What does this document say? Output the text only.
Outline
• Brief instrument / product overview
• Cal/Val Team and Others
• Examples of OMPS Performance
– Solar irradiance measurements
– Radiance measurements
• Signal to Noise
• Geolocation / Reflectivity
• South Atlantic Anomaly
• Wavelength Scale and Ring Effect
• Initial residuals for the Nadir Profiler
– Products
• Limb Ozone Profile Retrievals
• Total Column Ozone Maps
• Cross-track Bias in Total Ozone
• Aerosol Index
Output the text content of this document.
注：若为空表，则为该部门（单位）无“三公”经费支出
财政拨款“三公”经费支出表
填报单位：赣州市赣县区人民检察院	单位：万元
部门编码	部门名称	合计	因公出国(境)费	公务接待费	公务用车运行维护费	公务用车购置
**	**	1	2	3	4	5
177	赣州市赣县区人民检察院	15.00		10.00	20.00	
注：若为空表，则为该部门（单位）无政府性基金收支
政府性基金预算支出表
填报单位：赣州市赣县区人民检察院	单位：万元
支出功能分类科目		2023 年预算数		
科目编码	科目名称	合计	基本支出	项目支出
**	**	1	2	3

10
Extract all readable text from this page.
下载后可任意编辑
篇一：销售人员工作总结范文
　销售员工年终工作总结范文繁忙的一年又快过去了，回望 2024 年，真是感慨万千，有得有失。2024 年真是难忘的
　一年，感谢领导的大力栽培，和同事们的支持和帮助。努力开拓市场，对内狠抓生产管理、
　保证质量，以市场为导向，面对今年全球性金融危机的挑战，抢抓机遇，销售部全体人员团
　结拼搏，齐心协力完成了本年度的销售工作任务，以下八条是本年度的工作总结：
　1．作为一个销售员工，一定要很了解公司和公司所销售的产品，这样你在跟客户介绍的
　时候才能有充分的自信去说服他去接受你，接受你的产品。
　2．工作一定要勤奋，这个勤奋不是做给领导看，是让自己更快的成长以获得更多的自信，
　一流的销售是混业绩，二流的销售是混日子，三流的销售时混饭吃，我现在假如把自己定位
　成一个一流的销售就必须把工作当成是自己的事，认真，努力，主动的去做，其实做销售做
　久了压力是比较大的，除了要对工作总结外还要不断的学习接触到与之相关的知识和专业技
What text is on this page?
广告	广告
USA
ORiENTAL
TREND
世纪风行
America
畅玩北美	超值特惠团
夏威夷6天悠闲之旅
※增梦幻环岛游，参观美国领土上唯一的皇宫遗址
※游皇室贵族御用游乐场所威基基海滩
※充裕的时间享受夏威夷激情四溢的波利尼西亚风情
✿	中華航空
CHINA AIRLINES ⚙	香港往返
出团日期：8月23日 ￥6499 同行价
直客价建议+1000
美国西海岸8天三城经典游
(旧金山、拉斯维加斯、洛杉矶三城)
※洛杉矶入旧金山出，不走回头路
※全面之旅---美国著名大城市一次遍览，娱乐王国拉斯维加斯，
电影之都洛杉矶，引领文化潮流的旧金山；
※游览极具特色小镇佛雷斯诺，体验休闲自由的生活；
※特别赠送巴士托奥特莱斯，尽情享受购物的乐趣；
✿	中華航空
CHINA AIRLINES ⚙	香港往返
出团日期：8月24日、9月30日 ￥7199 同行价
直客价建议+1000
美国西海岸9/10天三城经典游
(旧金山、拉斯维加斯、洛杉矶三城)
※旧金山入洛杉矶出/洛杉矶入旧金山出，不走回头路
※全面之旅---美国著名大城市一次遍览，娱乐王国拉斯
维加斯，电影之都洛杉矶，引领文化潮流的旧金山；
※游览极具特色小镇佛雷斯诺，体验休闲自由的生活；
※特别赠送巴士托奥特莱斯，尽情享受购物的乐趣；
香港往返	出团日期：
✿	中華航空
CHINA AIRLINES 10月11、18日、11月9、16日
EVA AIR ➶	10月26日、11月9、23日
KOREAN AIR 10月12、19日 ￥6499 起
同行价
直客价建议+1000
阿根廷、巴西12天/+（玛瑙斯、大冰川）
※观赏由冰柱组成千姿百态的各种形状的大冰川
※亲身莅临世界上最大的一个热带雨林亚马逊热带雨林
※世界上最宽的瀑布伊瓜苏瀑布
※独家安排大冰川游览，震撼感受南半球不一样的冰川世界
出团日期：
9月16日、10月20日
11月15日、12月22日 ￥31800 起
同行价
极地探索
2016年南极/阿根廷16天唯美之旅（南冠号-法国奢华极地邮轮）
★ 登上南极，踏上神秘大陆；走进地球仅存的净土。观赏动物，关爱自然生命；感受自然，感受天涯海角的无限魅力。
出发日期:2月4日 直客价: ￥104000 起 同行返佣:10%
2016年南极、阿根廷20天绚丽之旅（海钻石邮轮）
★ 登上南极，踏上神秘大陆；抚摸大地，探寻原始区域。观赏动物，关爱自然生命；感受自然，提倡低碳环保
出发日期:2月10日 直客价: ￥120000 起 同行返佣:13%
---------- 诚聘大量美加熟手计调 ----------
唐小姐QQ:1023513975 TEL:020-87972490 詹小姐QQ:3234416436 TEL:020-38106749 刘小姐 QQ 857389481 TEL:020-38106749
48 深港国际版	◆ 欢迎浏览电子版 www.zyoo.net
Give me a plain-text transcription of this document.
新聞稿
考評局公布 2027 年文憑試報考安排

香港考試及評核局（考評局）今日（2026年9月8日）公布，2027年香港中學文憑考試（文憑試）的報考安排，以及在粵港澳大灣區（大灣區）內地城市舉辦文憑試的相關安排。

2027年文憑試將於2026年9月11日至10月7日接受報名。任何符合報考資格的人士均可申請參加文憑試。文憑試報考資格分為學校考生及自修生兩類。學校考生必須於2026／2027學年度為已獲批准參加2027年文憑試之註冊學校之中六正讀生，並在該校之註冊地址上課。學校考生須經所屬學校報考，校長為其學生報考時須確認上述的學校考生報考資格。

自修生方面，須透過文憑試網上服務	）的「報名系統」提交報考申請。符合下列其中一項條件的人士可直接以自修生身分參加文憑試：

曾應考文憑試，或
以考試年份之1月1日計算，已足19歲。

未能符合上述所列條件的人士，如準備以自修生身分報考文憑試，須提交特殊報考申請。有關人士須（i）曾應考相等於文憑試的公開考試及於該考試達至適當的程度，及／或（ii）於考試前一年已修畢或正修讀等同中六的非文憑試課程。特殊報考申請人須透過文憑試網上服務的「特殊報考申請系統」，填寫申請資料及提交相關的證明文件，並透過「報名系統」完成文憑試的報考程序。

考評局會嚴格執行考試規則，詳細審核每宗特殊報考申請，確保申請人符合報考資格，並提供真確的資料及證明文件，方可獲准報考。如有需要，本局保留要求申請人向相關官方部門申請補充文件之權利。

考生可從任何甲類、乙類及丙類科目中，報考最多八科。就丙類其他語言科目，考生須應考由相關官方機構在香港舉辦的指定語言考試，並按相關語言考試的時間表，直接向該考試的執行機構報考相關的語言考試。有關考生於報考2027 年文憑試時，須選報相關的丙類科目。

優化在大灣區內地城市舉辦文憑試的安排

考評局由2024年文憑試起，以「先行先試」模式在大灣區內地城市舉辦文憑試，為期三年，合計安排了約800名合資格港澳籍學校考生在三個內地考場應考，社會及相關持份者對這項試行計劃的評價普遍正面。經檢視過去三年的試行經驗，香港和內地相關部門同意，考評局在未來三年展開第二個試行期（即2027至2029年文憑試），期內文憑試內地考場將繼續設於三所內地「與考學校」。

========

■ Aim of the exercise: Write out the entries above word for word.

■ Finished task:
What does this document say? Output the text only.
Outline
• Brief instrument / product overview
• Cal/Val Team and Others
• Examples of OMPS Performance
– Solar irradiance measurements
– Radiance measurements
• Signal to Noise
• Geolocation / Reflectivity
• South Atlantic Anomaly
• Wavelength Scale and Ring Effect
• Initial residuals for the Nadir Profiler
– Products
• Limb Ozone Profile Retrievals
• Total Column Ozone Maps
• Cross-track Bias in Total Ozone
• Aerosol Index
Output the text content of this document.
注：若为空表，则为该部门（单位）无“三公”经费支出
财政拨款“三公”经费支出表
填报单位：赣州市赣县区人民检察院	单位：万元
部门编码	部门名称	合计	因公出国(境)费	公务接待费	公务用车运行维护费	公务用车购置
**	**	1	2	3	4	5
177	赣州市赣县区人民检察院	15.00		10.00	20.00	
注：若为空表，则为该部门（单位）无政府性基金收支
政府性基金预算支出表
填报单位：赣州市赣县区人民检察院	单位：万元
支出功能分类科目		2023 年预算数		
科目编码	科目名称	合计	基本支出	项目支出
**	**	1	2	3

10
Extract all readable text from this page.
下载后可任意编辑
篇一：销售人员工作总结范文
　销售员工年终工作总结范文繁忙的一年又快过去了，回望 2024 年，真是感慨万千，有得有失。2024 年真是难忘的
　一年，感谢领导的大力栽培，和同事们的支持和帮助。努力开拓市场，对内狠抓生产管理、
　保证质量，以市场为导向，面对今年全球性金融危机的挑战，抢抓机遇，销售部全体人员团
　结拼搏，齐心协力完成了本年度的销售工作任务，以下八条是本年度的工作总结：
　1．作为一个销售员工，一定要很了解公司和公司所销售的产品，这样你在跟客户介绍的
　时候才能有充分的自信去说服他去接受你，接受你的产品。
　2．工作一定要勤奋，这个勤奋不是做给领导看，是让自己更快的成长以获得更多的自信，
　一流的销售是混业绩，二流的销售是混日子，三流的销售时混饭吃，我现在假如把自己定位
　成一个一流的销售就必须把工作当成是自己的事，认真，努力，主动的去做，其实做销售做
　久了压力是比较大的，除了要对工作总结外还要不断的学习接触到与之相关的知识和专业技
What text is on this page?
广告	广告
USA
ORiENTAL
TREND
世纪风行
America
畅玩北美	超值特惠团
夏威夷6天悠闲之旅
※增梦幻环岛游，参观美国领土上唯一的皇宫遗址
※游皇室贵族御用游乐场所威基基海滩
※充裕的时间享受夏威夷激情四溢的波利尼西亚风情
✿	中華航空
CHINA AIRLINES ⚙	香港往返
出团日期：8月23日 ￥6499 同行价
直客价建议+1000
美国西海岸8天三城经典游
(旧金山、拉斯维加斯、洛杉矶三城)
※洛杉矶入旧金山出，不走回头路
※全面之旅---美国著名大城市一次遍览，娱乐王国拉斯维加斯，
电影之都洛杉矶，引领文化潮流的旧金山；
※游览极具特色小镇佛雷斯诺，体验休闲自由的生活；
※特别赠送巴士托奥特莱斯，尽情享受购物的乐趣；
✿	中華航空
CHINA AIRLINES ⚙	香港往返
出团日期：8月24日、9月30日 ￥7199 同行价
直客价建议+1000
美国西海岸9/10天三城经典游
(旧金山、拉斯维加斯、洛杉矶三城)
※旧金山入洛杉矶出/洛杉矶入旧金山出，不走回头路
※全面之旅---美国著名大城市一次遍览，娱乐王国拉斯
维加斯，电影之都洛杉矶，引领文化潮流的旧金山；
※游览极具特色小镇佛雷斯诺，体验休闲自由的生活；
※特别赠送巴士托奥特莱斯，尽情享受购物的乐趣；
香港往返	出团日期：
✿	中華航空
CHINA AIRLINES 10月11、18日、11月9、16日
EVA AIR ➶	10月26日、11月9、23日
KOREAN AIR 10月12、19日 ￥6499 起
同行价
直客价建议+1000
阿根廷、巴西12天/+（玛瑙斯、大冰川）
※观赏由冰柱组成千姿百态的各种形状的大冰川
※亲身莅临世界上最大的一个热带雨林亚马逊热带雨林
※世界上最宽的瀑布伊瓜苏瀑布
※独家安排大冰川游览，震撼感受南半球不一样的冰川世界
出团日期：
9月16日、10月20日
11月15日、12月22日 ￥31800 起
同行价
极地探索
2016年南极/阿根廷16天唯美之旅（南冠号-法国奢华极地邮轮）
★ 登上南极，踏上神秘大陆；走进地球仅存的净土。观赏动物，关爱自然生命；感受自然，感受天涯海角的无限魅力。
出发日期:2月4日 直客价: ￥104000 起 同行返佣:10%
2016年南极、阿根廷20天绚丽之旅（海钻石邮轮）
★ 登上南极，踏上神秘大陆；抚摸大地，探寻原始区域。观赏动物，关爱自然生命；感受自然，提倡低碳环保
出发日期:2月10日 直客价: ￥120000 起 同行返佣:13%
---------- 诚聘大量美加熟手计调 ----------
唐小姐QQ:1023513975 TEL:020-87972490 詹小姐QQ:3234416436 TEL:020-38106749 刘小姐 QQ 857389481 TEL:020-38106749
48 深港国际版	◆ 欢迎浏览电子版 www.zyoo.net
Give me a plain-text transcription of this document.
新聞稿
考評局公布 2027 年文憑試報考安排

香港考試及評核局（考評局）今日（2026年9月8日）公布，2027年香港中學文憑考試（文憑試）的報考安排，以及在粵港澳大灣區（大灣區）內地城市舉辦文憑試的相關安排。

2027年文憑試將於2026年9月11日至10月7日接受報名。任何符合報考資格的人士均可申請參加文憑試。文憑試報考資格分為學校考生及自修生兩類。學校考生必須於2026／2027學年度為已獲批准參加2027年文憑試之註冊學校之中六正讀生，並在該校之註冊地址上課。學校考生須經所屬學校報考，校長為其學生報考時須確認上述的學校考生報考資格。

自修生方面，須透過文憑試網上服務	）的「報名系統」提交報考申請。符合下列其中一項條件的人士可直接以自修生身分參加文憑試：

曾應考文憑試，或
以考試年份之1月1日計算，已足19歲。

未能符合上述所列條件的人士，如準備以自修生身分報考文憑試，須提交特殊報考申請。有關人士須（i）曾應考相等於文憑試的公開考試及於該考試達至適當的程度，及／或（ii）於考試前一年已修畢或正修讀等同中六的非文憑試課程。特殊報考申請人須透過文憑試網上服務的「特殊報考申請系統」，填寫申請資料及提交相關的證明文件，並透過「報名系統」完成文憑試的報考程序。

考評局會嚴格執行考試規則，詳細審核每宗特殊報考申請，確保申請人符合報考資格，並提供真確的資料及證明文件，方可獲准報考。如有需要，本局保留要求申請人向相關官方部門申請補充文件之權利。

考生可從任何甲類、乙類及丙類科目中，報考最多八科。就丙類其他語言科目，考生須應考由相關官方機構在香港舉辦的指定語言考試，並按相關語言考試的時間表，直接向該考試的執行機構報考相關的語言考試。有關考生於報考2027 年文憑試時，須選報相關的丙類科目。

優化在大灣區內地城市舉辦文憑試的安排

考評局由2024年文憑試起，以「先行先試」模式在大灣區內地城市舉辦文憑試，為期三年，合計安排了約800名合資格港澳籍學校考生在三個內地考場應考，社會及相關持份者對這項試行計劃的評價普遍正面。經檢視過去三年的試行經驗，香港和內地相關部門同意，考評局在未來三年展開第二個試行期（即2027至2029年文憑試），期內文憑試內地考場將繼續設於三所內地「與考學校」。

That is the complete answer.